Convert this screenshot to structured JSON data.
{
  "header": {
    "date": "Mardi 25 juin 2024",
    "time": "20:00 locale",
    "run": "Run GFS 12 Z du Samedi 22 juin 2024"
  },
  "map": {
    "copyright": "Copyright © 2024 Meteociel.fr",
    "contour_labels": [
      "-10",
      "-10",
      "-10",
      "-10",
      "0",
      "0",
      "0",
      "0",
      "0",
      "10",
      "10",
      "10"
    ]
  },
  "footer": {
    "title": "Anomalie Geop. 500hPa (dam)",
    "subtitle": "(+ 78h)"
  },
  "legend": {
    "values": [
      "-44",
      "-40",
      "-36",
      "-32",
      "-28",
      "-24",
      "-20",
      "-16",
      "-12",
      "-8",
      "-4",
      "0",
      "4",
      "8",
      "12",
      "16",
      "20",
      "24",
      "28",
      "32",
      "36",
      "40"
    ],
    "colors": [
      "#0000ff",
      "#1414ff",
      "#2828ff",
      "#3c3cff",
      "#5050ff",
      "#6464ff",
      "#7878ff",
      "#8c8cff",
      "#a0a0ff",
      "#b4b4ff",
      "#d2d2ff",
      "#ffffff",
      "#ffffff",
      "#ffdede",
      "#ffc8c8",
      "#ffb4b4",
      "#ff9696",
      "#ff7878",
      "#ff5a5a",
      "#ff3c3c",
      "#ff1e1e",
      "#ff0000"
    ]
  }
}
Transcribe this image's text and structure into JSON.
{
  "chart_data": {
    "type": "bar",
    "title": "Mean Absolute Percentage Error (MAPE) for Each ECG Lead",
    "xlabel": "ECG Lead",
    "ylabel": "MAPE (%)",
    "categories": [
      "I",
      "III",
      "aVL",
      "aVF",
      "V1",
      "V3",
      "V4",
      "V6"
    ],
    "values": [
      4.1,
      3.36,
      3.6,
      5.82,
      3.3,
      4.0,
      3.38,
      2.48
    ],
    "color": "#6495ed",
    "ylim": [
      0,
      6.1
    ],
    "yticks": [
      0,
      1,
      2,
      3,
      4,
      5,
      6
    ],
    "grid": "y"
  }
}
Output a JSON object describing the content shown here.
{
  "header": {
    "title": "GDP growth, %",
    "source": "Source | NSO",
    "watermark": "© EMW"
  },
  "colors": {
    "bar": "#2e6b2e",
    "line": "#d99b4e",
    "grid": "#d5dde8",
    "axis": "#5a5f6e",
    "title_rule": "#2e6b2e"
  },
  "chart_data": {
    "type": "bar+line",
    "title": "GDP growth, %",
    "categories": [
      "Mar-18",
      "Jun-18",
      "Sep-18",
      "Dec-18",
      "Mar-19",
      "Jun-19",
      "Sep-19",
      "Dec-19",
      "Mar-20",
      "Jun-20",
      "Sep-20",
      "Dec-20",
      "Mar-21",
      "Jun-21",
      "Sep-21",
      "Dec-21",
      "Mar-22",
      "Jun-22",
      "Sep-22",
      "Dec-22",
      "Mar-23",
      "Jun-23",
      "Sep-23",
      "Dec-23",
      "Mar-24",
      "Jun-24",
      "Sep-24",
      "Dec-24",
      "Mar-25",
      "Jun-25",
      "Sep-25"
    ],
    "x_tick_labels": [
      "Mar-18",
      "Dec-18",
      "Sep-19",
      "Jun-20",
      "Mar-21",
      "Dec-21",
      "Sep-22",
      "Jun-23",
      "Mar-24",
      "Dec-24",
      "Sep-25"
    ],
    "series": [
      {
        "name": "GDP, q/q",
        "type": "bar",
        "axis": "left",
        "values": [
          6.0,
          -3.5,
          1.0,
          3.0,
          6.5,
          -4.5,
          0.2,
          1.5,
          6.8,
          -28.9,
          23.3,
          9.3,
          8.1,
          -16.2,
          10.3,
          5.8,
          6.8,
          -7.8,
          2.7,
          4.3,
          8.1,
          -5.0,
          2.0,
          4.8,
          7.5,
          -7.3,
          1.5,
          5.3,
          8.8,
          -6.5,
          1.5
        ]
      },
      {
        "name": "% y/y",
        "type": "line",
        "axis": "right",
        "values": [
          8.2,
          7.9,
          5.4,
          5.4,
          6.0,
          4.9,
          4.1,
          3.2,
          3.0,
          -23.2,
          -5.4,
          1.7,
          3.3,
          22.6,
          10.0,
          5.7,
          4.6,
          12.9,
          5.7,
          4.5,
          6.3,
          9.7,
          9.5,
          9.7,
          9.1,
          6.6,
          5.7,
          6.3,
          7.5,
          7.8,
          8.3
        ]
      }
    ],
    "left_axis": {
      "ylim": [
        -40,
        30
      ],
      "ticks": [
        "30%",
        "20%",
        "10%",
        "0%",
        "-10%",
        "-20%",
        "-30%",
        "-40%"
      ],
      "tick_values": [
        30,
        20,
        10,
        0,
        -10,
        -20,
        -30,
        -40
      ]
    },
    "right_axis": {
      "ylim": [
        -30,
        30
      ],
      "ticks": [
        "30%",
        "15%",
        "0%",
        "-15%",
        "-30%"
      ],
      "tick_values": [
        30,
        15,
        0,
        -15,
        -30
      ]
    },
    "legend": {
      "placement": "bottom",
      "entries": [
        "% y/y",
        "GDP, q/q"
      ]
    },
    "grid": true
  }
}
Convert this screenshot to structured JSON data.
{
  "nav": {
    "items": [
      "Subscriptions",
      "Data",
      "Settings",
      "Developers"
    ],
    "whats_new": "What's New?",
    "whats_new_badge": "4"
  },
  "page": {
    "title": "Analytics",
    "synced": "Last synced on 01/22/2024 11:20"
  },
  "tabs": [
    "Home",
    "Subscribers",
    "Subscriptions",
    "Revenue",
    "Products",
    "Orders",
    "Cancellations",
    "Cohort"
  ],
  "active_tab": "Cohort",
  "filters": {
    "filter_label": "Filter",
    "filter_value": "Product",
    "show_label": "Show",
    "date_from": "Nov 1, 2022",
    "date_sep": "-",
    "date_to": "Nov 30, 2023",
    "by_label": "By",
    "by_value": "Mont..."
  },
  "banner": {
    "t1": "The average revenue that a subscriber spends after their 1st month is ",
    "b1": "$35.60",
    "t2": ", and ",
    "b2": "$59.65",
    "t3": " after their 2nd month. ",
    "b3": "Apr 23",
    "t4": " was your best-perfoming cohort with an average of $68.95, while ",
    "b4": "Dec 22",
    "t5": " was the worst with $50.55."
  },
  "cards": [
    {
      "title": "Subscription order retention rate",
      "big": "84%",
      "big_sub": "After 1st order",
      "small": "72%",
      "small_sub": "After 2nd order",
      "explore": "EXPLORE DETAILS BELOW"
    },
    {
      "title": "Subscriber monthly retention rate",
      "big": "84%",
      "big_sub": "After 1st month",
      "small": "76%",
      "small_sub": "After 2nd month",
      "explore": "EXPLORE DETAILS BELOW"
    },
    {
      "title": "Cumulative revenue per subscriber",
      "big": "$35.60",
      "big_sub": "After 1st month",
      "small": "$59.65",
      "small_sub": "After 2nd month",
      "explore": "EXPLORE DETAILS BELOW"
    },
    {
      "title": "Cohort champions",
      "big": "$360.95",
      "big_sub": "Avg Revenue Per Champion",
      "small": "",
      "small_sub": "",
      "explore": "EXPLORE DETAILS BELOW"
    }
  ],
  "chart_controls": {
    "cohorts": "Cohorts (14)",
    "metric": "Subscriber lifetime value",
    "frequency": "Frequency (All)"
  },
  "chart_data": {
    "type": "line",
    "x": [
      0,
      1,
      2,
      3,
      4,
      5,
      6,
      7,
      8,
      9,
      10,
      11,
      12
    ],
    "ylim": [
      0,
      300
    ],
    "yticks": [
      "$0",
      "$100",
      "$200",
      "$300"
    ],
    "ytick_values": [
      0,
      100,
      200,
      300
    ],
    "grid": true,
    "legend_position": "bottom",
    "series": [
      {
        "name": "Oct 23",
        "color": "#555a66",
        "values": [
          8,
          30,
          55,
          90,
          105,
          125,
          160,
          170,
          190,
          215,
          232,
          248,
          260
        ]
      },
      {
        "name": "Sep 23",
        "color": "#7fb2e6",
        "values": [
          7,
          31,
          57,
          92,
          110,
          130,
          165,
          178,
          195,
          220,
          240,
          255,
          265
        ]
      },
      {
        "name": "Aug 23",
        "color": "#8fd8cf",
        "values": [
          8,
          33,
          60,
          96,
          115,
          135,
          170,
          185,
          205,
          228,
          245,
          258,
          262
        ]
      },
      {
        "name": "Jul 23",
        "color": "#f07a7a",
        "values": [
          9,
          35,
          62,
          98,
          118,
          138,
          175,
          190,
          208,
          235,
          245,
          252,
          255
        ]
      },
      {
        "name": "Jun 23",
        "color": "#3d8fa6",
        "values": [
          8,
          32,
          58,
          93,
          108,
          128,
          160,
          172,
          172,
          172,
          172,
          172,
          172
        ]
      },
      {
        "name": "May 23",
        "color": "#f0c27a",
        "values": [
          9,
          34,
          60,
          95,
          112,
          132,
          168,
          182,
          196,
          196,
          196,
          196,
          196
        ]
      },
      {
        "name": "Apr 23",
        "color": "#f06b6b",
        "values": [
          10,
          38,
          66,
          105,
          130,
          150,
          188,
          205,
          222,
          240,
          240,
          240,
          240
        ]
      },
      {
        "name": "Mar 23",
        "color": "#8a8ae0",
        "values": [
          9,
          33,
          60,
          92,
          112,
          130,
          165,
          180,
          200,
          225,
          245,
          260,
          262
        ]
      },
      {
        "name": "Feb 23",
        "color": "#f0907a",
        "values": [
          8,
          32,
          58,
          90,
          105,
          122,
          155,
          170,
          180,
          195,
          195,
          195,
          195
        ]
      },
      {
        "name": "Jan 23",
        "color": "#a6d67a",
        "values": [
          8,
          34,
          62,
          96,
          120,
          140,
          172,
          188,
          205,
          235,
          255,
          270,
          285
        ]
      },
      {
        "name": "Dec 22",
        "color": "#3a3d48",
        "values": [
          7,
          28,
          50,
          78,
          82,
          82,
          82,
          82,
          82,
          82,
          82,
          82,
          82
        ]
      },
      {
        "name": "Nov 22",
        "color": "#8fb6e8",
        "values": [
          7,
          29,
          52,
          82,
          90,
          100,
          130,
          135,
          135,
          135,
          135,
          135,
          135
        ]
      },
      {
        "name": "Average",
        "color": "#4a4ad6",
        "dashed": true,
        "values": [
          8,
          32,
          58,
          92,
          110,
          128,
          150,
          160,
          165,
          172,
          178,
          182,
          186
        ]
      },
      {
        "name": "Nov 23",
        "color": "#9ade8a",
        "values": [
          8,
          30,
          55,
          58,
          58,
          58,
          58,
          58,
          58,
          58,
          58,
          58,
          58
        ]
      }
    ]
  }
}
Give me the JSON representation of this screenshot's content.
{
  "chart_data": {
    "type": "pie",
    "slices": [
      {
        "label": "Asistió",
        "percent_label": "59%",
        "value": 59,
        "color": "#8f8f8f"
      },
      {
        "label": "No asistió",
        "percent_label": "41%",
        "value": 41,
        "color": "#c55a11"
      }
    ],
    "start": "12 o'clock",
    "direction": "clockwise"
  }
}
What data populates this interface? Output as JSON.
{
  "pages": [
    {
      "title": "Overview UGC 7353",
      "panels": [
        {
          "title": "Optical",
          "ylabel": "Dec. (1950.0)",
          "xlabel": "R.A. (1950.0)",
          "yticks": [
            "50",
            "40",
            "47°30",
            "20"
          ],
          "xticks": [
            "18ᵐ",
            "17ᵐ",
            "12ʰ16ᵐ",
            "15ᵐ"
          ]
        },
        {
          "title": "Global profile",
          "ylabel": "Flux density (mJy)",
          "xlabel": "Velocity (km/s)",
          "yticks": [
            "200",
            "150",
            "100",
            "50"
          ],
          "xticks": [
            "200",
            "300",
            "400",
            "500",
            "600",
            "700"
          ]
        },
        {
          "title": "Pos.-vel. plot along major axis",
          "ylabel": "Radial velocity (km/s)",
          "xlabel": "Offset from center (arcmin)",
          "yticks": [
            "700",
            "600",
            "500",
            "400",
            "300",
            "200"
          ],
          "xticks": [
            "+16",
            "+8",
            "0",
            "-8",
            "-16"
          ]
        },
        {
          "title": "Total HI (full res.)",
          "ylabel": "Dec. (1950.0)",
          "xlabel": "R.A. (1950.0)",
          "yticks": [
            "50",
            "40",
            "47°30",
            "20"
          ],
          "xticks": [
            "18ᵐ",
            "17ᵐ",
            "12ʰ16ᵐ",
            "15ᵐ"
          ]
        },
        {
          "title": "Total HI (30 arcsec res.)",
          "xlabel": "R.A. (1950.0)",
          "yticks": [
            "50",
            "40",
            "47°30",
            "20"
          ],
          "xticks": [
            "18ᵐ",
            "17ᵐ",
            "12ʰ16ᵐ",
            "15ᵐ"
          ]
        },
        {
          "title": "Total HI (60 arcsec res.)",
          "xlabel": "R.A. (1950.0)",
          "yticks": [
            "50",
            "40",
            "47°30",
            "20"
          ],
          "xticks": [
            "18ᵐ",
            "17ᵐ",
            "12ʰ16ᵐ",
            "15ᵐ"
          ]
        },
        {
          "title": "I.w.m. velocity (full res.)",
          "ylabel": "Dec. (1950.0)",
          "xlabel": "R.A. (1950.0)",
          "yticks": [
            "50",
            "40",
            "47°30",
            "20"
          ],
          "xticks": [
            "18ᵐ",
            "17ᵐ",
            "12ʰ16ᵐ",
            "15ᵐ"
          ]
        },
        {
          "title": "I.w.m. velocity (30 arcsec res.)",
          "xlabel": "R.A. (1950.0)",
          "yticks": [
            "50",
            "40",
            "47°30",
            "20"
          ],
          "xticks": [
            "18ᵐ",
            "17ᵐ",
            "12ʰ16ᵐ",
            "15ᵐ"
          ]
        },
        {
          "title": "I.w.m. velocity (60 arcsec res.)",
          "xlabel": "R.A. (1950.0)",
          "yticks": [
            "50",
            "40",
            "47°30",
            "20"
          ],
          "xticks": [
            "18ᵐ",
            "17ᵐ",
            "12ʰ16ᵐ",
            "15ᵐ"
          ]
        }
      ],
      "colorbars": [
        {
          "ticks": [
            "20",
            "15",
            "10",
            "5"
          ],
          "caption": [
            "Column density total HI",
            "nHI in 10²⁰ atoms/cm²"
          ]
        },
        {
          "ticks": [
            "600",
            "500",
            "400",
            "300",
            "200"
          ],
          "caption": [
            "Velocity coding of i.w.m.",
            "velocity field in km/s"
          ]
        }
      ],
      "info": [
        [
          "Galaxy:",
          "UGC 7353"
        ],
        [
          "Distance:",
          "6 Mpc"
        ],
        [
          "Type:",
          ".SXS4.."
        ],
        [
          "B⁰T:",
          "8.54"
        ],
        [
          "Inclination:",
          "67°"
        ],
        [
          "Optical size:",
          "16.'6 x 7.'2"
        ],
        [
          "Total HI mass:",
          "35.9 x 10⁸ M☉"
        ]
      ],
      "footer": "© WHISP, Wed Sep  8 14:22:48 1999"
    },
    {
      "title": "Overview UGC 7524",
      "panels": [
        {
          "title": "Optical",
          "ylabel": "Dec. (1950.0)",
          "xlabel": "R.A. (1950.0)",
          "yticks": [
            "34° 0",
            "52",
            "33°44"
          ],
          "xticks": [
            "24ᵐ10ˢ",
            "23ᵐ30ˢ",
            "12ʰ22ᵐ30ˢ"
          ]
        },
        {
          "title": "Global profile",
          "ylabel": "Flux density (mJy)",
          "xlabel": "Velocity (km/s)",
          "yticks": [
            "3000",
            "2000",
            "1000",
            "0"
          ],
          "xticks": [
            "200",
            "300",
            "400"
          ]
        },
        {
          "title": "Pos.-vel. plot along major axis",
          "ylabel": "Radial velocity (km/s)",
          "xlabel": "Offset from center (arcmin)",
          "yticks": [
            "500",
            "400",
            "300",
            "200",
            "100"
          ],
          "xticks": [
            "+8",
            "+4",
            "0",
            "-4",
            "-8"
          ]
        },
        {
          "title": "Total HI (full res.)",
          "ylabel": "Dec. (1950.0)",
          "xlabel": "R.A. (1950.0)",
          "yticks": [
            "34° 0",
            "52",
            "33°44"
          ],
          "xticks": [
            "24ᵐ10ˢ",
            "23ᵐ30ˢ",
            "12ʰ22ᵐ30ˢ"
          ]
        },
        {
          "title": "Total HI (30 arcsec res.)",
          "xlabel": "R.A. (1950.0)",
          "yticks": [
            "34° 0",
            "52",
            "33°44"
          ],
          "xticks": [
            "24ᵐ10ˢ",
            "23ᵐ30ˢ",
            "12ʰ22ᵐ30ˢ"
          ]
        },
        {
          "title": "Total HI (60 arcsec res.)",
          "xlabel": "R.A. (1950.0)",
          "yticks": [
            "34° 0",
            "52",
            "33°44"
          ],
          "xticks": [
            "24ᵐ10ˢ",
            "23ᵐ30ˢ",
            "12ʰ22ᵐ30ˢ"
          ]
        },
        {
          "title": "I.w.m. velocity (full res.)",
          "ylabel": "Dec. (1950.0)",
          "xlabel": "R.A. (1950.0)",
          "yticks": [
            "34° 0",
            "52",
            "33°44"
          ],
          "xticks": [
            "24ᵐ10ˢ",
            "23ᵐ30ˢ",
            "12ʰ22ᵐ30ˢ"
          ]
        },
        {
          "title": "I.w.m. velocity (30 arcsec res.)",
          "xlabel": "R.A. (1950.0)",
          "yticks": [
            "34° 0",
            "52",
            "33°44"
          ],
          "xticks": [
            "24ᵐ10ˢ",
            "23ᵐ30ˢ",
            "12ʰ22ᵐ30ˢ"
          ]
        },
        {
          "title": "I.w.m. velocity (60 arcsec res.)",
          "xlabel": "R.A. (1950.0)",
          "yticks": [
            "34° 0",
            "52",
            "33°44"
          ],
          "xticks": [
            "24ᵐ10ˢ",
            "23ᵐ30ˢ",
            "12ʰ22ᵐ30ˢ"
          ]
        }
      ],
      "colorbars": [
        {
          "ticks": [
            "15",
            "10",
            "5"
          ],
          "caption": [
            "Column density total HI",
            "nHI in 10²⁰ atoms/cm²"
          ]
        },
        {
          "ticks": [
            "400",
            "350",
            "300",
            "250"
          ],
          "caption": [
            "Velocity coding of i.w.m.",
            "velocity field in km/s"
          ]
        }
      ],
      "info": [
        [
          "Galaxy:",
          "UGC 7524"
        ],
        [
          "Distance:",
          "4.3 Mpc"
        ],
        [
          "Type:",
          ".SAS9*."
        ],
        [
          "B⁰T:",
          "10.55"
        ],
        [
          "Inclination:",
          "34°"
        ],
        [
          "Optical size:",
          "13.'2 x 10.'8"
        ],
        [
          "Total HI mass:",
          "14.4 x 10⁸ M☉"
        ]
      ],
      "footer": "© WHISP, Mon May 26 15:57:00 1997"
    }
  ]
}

────────────────────

Task details:
Scan the listing above for the word "MAPE" and copy every line that holds it.

Response to this task:
    "title": "Mean Absolute Percentage Error (MAPE) for Each ECG Lead",
    "ylabel": "MAPE (%)",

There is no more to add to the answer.